■ Data excerpts

>> begin

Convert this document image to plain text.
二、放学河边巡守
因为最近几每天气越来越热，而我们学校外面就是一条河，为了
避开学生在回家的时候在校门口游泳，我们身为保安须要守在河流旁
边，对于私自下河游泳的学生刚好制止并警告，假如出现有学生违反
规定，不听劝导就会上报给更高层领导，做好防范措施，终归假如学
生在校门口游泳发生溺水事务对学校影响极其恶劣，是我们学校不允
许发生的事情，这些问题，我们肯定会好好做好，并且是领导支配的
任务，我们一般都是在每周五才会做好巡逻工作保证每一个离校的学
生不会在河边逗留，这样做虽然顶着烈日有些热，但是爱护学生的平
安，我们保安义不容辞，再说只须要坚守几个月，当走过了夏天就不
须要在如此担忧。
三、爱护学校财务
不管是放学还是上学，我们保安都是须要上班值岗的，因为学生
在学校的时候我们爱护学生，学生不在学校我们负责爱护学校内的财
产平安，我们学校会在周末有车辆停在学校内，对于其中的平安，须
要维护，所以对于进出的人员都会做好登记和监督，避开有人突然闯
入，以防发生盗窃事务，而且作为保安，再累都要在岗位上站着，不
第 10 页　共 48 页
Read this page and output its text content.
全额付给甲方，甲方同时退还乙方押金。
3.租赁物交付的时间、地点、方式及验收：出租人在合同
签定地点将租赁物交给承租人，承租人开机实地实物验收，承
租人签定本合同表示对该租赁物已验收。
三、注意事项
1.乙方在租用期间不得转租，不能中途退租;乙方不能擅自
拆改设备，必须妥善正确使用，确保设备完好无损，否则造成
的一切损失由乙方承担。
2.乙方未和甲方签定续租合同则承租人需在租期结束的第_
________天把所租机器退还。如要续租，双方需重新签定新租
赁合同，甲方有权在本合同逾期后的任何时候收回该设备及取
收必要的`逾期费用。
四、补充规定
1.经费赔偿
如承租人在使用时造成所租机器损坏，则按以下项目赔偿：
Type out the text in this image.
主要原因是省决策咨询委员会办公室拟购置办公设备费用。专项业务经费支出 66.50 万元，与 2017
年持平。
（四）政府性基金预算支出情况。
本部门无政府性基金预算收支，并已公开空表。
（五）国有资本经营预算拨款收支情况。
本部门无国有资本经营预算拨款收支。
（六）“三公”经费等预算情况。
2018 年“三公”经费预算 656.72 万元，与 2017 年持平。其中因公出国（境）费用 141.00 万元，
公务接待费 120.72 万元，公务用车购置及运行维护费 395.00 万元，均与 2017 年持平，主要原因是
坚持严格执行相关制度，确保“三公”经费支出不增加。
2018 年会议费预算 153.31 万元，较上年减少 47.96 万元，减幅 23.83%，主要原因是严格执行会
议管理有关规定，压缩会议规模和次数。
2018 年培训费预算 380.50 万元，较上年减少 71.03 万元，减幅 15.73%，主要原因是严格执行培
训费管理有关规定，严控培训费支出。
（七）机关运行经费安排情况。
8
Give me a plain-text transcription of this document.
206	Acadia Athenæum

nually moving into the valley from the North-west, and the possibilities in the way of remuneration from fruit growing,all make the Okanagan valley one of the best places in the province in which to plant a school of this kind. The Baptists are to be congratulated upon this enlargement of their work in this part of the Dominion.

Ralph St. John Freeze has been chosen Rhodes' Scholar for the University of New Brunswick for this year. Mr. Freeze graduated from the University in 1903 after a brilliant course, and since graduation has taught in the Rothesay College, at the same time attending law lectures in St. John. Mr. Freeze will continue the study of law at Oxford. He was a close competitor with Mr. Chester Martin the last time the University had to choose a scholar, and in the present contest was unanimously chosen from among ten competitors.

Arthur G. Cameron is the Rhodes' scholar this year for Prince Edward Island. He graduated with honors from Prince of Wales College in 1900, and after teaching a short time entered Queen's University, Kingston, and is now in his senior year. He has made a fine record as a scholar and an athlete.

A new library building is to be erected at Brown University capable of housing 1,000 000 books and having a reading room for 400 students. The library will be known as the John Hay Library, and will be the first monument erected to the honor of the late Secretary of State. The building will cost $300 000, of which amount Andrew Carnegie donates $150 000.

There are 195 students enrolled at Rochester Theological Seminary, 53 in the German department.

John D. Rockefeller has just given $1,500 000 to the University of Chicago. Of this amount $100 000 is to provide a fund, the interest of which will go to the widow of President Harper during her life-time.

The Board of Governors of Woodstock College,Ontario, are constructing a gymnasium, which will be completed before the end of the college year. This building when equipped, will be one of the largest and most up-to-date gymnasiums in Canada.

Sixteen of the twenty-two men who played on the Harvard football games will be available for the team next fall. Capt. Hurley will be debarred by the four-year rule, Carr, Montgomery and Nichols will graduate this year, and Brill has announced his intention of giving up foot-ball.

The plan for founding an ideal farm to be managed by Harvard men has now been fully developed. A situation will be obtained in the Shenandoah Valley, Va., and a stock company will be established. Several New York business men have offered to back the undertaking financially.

>> end

■ Work to do
Please repeat the listing above in full and exactly.

■ Reply
Convert this document image to plain text.
二、放学河边巡守
因为最近几每天气越来越热，而我们学校外面就是一条河，为了
避开学生在回家的时候在校门口游泳，我们身为保安须要守在河流旁
边，对于私自下河游泳的学生刚好制止并警告，假如出现有学生违反
规定，不听劝导就会上报给更高层领导，做好防范措施，终归假如学
生在校门口游泳发生溺水事务对学校影响极其恶劣，是我们学校不允
许发生的事情，这些问题，我们肯定会好好做好，并且是领导支配的
任务，我们一般都是在每周五才会做好巡逻工作保证每一个离校的学
生不会在河边逗留，这样做虽然顶着烈日有些热，但是爱护学生的平
安，我们保安义不容辞，再说只须要坚守几个月，当走过了夏天就不
须要在如此担忧。
三、爱护学校财务
不管是放学还是上学，我们保安都是须要上班值岗的，因为学生
在学校的时候我们爱护学生，学生不在学校我们负责爱护学校内的财
产平安，我们学校会在周末有车辆停在学校内，对于其中的平安，须
要维护，所以对于进出的人员都会做好登记和监督，避开有人突然闯
入，以防发生盗窃事务，而且作为保安，再累都要在岗位上站着，不
第 10 页　共 48 页
Read this page and output its text content.
全额付给甲方，甲方同时退还乙方押金。
3.租赁物交付的时间、地点、方式及验收：出租人在合同
签定地点将租赁物交给承租人，承租人开机实地实物验收，承
租人签定本合同表示对该租赁物已验收。
三、注意事项
1.乙方在租用期间不得转租，不能中途退租;乙方不能擅自
拆改设备，必须妥善正确使用，确保设备完好无损，否则造成
的一切损失由乙方承担。
2.乙方未和甲方签定续租合同则承租人需在租期结束的第_
________天把所租机器退还。如要续租，双方需重新签定新租
赁合同，甲方有权在本合同逾期后的任何时候收回该设备及取
收必要的`逾期费用。
四、补充规定
1.经费赔偿
如承租人在使用时造成所租机器损坏，则按以下项目赔偿：
Type out the text in this image.
主要原因是省决策咨询委员会办公室拟购置办公设备费用。专项业务经费支出 66.50 万元，与 2017
年持平。
（四）政府性基金预算支出情况。
本部门无政府性基金预算收支，并已公开空表。
（五）国有资本经营预算拨款收支情况。
本部门无国有资本经营预算拨款收支。
（六）“三公”经费等预算情况。
2018 年“三公”经费预算 656.72 万元，与 2017 年持平。其中因公出国（境）费用 141.00 万元，
公务接待费 120.72 万元，公务用车购置及运行维护费 395.00 万元，均与 2017 年持平，主要原因是
坚持严格执行相关制度，确保“三公”经费支出不增加。
2018 年会议费预算 153.31 万元，较上年减少 47.96 万元，减幅 23.83%，主要原因是严格执行会
议管理有关规定，压缩会议规模和次数。
2018 年培训费预算 380.50 万元，较上年减少 71.03 万元，减幅 15.73%，主要原因是严格执行培
训费管理有关规定，严控培训费支出。
（七）机关运行经费安排情况。
8
Give me a plain-text transcription of this document.
206	Acadia Athenæum

nually moving into the valley from the North-west, and the possibilities in the way of remuneration from fruit growing,all make the Okanagan valley one of the best places in the province in which to plant a school of this kind. The Baptists are to be congratulated upon this enlargement of their work in this part of the Dominion.

Ralph St. John Freeze has been chosen Rhodes' Scholar for the University of New Brunswick for this year. Mr. Freeze graduated from the University in 1903 after a brilliant course, and since graduation has taught in the Rothesay College, at the same time attending law lectures in St. John. Mr. Freeze will continue the study of law at Oxford. He was a close competitor with Mr. Chester Martin the last time the University had to choose a scholar, and in the present contest was unanimously chosen from among ten competitors.

Arthur G. Cameron is the Rhodes' scholar this year for Prince Edward Island. He graduated with honors from Prince of Wales College in 1900, and after teaching a short time entered Queen's University, Kingston, and is now in his senior year. He has made a fine record as a scholar and an athlete.

A new library building is to be erected at Brown University capable of housing 1,000 000 books and having a reading room for 400 students. The library will be known as the John Hay Library, and will be the first monument erected to the honor of the late Secretary of State. The building will cost $300 000, of which amount Andrew Carnegie donates $150 000.

There are 195 students enrolled at Rochester Theological Seminary, 53 in the German department.

John D. Rockefeller has just given $1,500 000 to the University of Chicago. Of this amount $100 000 is to provide a fund, the interest of which will go to the widow of President Harper during her life-time.

The Board of Governors of Woodstock College,Ontario, are constructing a gymnasium, which will be completed before the end of the college year. This building when equipped, will be one of the largest and most up-to-date gymnasiums in Canada.

Sixteen of the twenty-two men who played on the Harvard football games will be available for the team next fall. Capt. Hurley will be debarred by the four-year rule, Carr, Montgomery and Nichols will graduate this year, and Brill has announced his intention of giving up foot-ball.

The plan for founding an ideal farm to be managed by Harvard men has now been fully developed. A situation will be obtained in the Shenandoah Valley, Va., and a stock company will be established. Several New York business men have offered to back the undertaking financially.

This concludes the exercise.